• Exercise details
Reproduce each line that includes the word "legend".

• Given information
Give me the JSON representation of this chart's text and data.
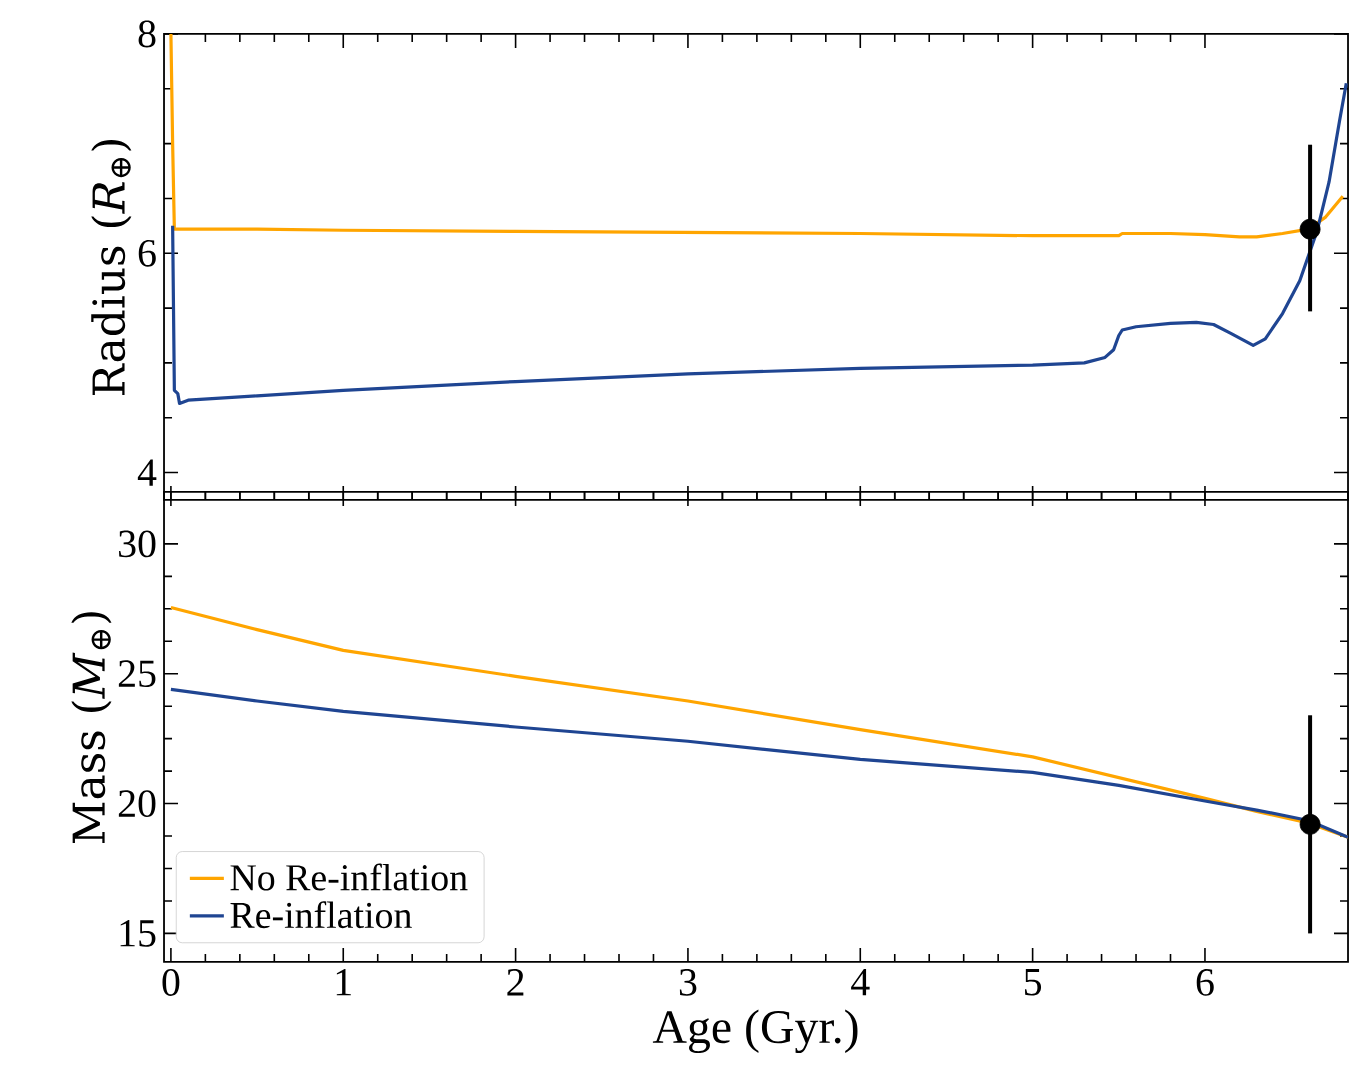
{
  "chart_data": [
    {
      "type": "line",
      "ylabel": "Radius (*R*$_{⊕}$)",
      "xlim": [
        -0.04,
        6.83
      ],
      "ylim": [
        3.75,
        8
      ],
      "xticks": [
        0,
        1,
        2,
        3,
        4,
        5,
        6
      ],
      "yticks": [
        4,
        6,
        8
      ],
      "tick_labels": "y",
      "series": [
        {
          "color": "#ffa500",
          "x": [
            0.0,
            0.01,
            0.02,
            0.05,
            0.5,
            1,
            2,
            3,
            4,
            5,
            5.45,
            5.5,
            5.52,
            5.8,
            6.0,
            6.2,
            6.3,
            6.45,
            6.6,
            6.7,
            6.8
          ],
          "values": [
            8,
            7.0,
            6.22,
            6.22,
            6.22,
            6.21,
            6.2,
            6.19,
            6.18,
            6.16,
            6.16,
            6.16,
            6.18,
            6.18,
            6.17,
            6.15,
            6.15,
            6.18,
            6.22,
            6.33,
            6.52
          ]
        },
        {
          "color": "#1f4592",
          "x": [
            0.01,
            0.015,
            0.02,
            0.04,
            0.05,
            0.1,
            0.5,
            1,
            2,
            3,
            4,
            5,
            5.3,
            5.42,
            5.47,
            5.5,
            5.52,
            5.6,
            5.8,
            5.95,
            6.05,
            6.15,
            6.28,
            6.35,
            6.45,
            6.55,
            6.65,
            6.72,
            6.78,
            6.82
          ],
          "values": [
            6.25,
            5.5,
            4.75,
            4.72,
            4.63,
            4.66,
            4.7,
            4.75,
            4.83,
            4.9,
            4.95,
            4.98,
            5.0,
            5.05,
            5.12,
            5.25,
            5.3,
            5.33,
            5.36,
            5.37,
            5.35,
            5.27,
            5.16,
            5.22,
            5.45,
            5.75,
            6.2,
            6.65,
            7.2,
            7.55
          ]
        },
        {
          "type": "scatter",
          "color": "#000000",
          "x": [
            6.61
          ],
          "values": [
            6.22
          ],
          "errors": [
            [
              5.47,
              6.99
            ]
          ]
        }
      ]
    },
    {
      "type": "line",
      "xlabel": "Age (Gyr.)",
      "ylabel": "Mass (*M*$_{⊕}$)",
      "xlim": [
        -0.04,
        6.83
      ],
      "ylim": [
        13.9,
        32
      ],
      "xticks": [
        0,
        1,
        2,
        3,
        4,
        5,
        6
      ],
      "yticks": [
        15,
        20,
        25,
        30
      ],
      "legend": "bottom left",
      "series": [
        {
          "name": "No Re-inflation",
          "color": "#ffa500",
          "x": [
            0.0,
            0.5,
            1,
            2,
            3,
            4,
            5,
            5.5,
            6,
            6.3,
            6.6,
            6.83
          ],
          "values": [
            27.55,
            26.7,
            25.9,
            24.9,
            23.95,
            22.85,
            21.8,
            21.0,
            20.2,
            19.7,
            19.25,
            18.7
          ]
        },
        {
          "name": "Re-inflation",
          "color": "#1f4592",
          "x": [
            0.0,
            0.5,
            1,
            2,
            3,
            4,
            5,
            5.5,
            6,
            6.3,
            6.6,
            6.83
          ],
          "values": [
            24.4,
            23.95,
            23.55,
            22.95,
            22.4,
            21.7,
            21.2,
            20.7,
            20.1,
            19.75,
            19.35,
            18.7
          ]
        },
        {
          "type": "scatter",
          "color": "#000000",
          "x": [
            6.61
          ],
          "values": [
            19.2
          ],
          "errors": [
            [
              15.0,
              23.4
            ]
          ]
        }
      ]
    }
  ]
}
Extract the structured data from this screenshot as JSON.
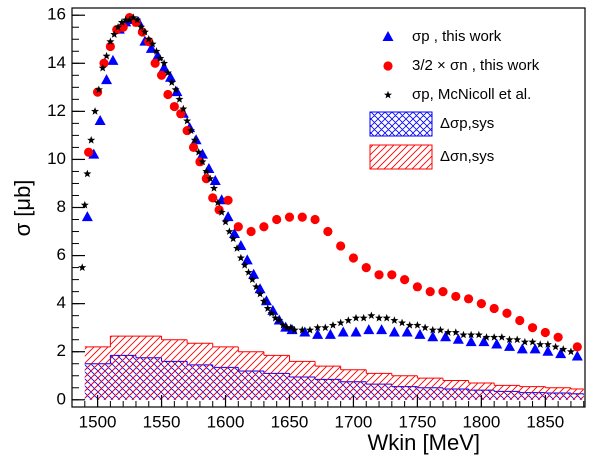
{
  "chart_data": {
    "type": "scatter",
    "x_label": "Wkin [MeV]",
    "y_label": "σ [μb]",
    "xlim": [
      1480,
      1881
    ],
    "ylim": [
      -0.3,
      16.3
    ],
    "xticks": [
      1500,
      1550,
      1600,
      1650,
      1700,
      1750,
      1800,
      1850
    ],
    "yticks": [
      0,
      2,
      4,
      6,
      8,
      10,
      12,
      14,
      16
    ],
    "legend": "upper right",
    "series": [
      {
        "name": "σp , this work",
        "color": "#0000ff",
        "marker": "triangle",
        "x": [
          1492,
          1497,
          1502,
          1507,
          1512,
          1517,
          1522,
          1527,
          1532,
          1537,
          1542,
          1547,
          1552,
          1557,
          1562,
          1567,
          1572,
          1577,
          1582,
          1587,
          1592,
          1597,
          1602,
          1607,
          1612,
          1617,
          1622,
          1627,
          1632,
          1637,
          1642,
          1647,
          1652,
          1662,
          1672,
          1682,
          1692,
          1702,
          1712,
          1722,
          1732,
          1742,
          1752,
          1762,
          1772,
          1782,
          1792,
          1802,
          1812,
          1822,
          1832,
          1842,
          1852,
          1862,
          1875
        ],
        "values": [
          7.6,
          10.2,
          11.6,
          13.3,
          14.1,
          15.4,
          15.7,
          15.8,
          15.7,
          14.9,
          14.6,
          14.3,
          13.8,
          13.4,
          12.8,
          11.9,
          11.3,
          10.8,
          10.2,
          9.6,
          9.1,
          8.3,
          7.6,
          6.9,
          6.4,
          5.8,
          5.2,
          4.6,
          4.1,
          3.7,
          3.3,
          3.0,
          2.9,
          2.8,
          2.7,
          2.7,
          2.8,
          2.8,
          2.9,
          2.9,
          2.8,
          2.8,
          2.7,
          2.6,
          2.6,
          2.5,
          2.4,
          2.4,
          2.3,
          2.2,
          2.1,
          2.1,
          2.0,
          1.9,
          1.8
        ]
      },
      {
        "name": "3/2 × σn , this work",
        "color": "#ff0000",
        "marker": "circle",
        "x": [
          1493,
          1500,
          1505,
          1510,
          1515,
          1520,
          1525,
          1530,
          1535,
          1540,
          1545,
          1550,
          1555,
          1560,
          1565,
          1570,
          1575,
          1580,
          1585,
          1590,
          1595,
          1602,
          1610,
          1620,
          1630,
          1640,
          1650,
          1660,
          1670,
          1680,
          1690,
          1700,
          1710,
          1720,
          1730,
          1740,
          1750,
          1760,
          1770,
          1780,
          1790,
          1800,
          1810,
          1820,
          1830,
          1840,
          1850,
          1860,
          1875
        ],
        "values": [
          10.3,
          12.8,
          14.0,
          14.7,
          15.4,
          15.5,
          15.9,
          15.7,
          15.3,
          14.9,
          14.0,
          13.5,
          12.7,
          12.2,
          11.9,
          11.2,
          10.5,
          9.9,
          9.2,
          8.4,
          7.9,
          8.3,
          7.2,
          7.0,
          7.2,
          7.5,
          7.6,
          7.6,
          7.5,
          7.0,
          6.4,
          5.9,
          5.5,
          5.2,
          5.2,
          5.0,
          4.7,
          4.5,
          4.5,
          4.3,
          4.2,
          4.0,
          3.8,
          3.6,
          3.3,
          3.0,
          2.8,
          2.6,
          2.2
        ]
      },
      {
        "name": "σp, McNicoll et al.",
        "color": "#000000",
        "marker": "star",
        "x": [
          1488,
          1490,
          1492,
          1495,
          1498,
          1501,
          1504,
          1507,
          1510,
          1513,
          1516,
          1519,
          1522,
          1525,
          1528,
          1531,
          1534,
          1537,
          1540,
          1543,
          1546,
          1549,
          1552,
          1555,
          1558,
          1561,
          1564,
          1567,
          1570,
          1573,
          1576,
          1579,
          1582,
          1585,
          1588,
          1591,
          1594,
          1597,
          1600,
          1603,
          1606,
          1609,
          1612,
          1615,
          1618,
          1621,
          1624,
          1627,
          1630,
          1633,
          1636,
          1639,
          1642,
          1645,
          1648,
          1651,
          1654,
          1660,
          1666,
          1672,
          1678,
          1684,
          1690,
          1696,
          1702,
          1708,
          1714,
          1720,
          1726,
          1732,
          1738,
          1744,
          1750,
          1756,
          1762,
          1768,
          1774,
          1780,
          1786,
          1792,
          1798,
          1804,
          1810,
          1816,
          1822,
          1828,
          1834,
          1840,
          1846,
          1852,
          1858,
          1864,
          1870
        ],
        "values": [
          5.5,
          8.1,
          9.4,
          10.8,
          12.0,
          12.9,
          13.8,
          14.3,
          14.9,
          15.2,
          15.5,
          15.7,
          15.8,
          15.8,
          15.9,
          15.8,
          15.5,
          15.3,
          15.0,
          14.8,
          14.5,
          14.2,
          14.0,
          13.6,
          13.2,
          12.9,
          12.5,
          12.1,
          11.6,
          11.2,
          10.8,
          10.3,
          9.9,
          9.5,
          9.2,
          8.8,
          8.2,
          7.8,
          7.4,
          7.0,
          6.7,
          6.3,
          5.9,
          5.6,
          5.3,
          5.0,
          4.7,
          4.4,
          4.1,
          3.8,
          3.6,
          3.4,
          3.3,
          3.1,
          3.0,
          3.0,
          2.9,
          2.9,
          2.9,
          3.0,
          3.0,
          3.1,
          3.2,
          3.3,
          3.4,
          3.4,
          3.5,
          3.4,
          3.4,
          3.3,
          3.2,
          3.1,
          3.1,
          3.0,
          2.9,
          2.9,
          2.8,
          2.8,
          2.7,
          2.7,
          2.7,
          2.6,
          2.6,
          2.6,
          2.5,
          2.5,
          2.4,
          2.4,
          2.3,
          2.3,
          2.2,
          2.1,
          2.0
        ]
      },
      {
        "name": "Δσp,sys",
        "color": "#0000ff",
        "marker": "hatch-cross",
        "bins": [
          1490,
          1510,
          1530,
          1550,
          1570,
          1590,
          1610,
          1630,
          1650,
          1670,
          1690,
          1710,
          1730,
          1750,
          1770,
          1790,
          1810,
          1830,
          1850,
          1870,
          1880
        ],
        "values": [
          1.5,
          1.85,
          1.75,
          1.6,
          1.45,
          1.35,
          1.2,
          1.1,
          0.95,
          0.85,
          0.75,
          0.65,
          0.55,
          0.5,
          0.45,
          0.4,
          0.35,
          0.3,
          0.28,
          0.25
        ]
      },
      {
        "name": "Δσn,sys",
        "color": "#ff0000",
        "marker": "hatch-diag",
        "bins": [
          1490,
          1510,
          1530,
          1550,
          1570,
          1590,
          1610,
          1630,
          1650,
          1670,
          1690,
          1710,
          1730,
          1750,
          1770,
          1790,
          1810,
          1830,
          1850,
          1870,
          1880
        ],
        "values": [
          2.2,
          2.65,
          2.65,
          2.5,
          2.35,
          2.2,
          2.0,
          1.85,
          1.6,
          1.4,
          1.25,
          1.1,
          1.0,
          0.9,
          0.8,
          0.7,
          0.6,
          0.55,
          0.5,
          0.45
        ]
      }
    ]
  }
}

• Reply
      "legend": "bottom left",
    "legend": "upper right",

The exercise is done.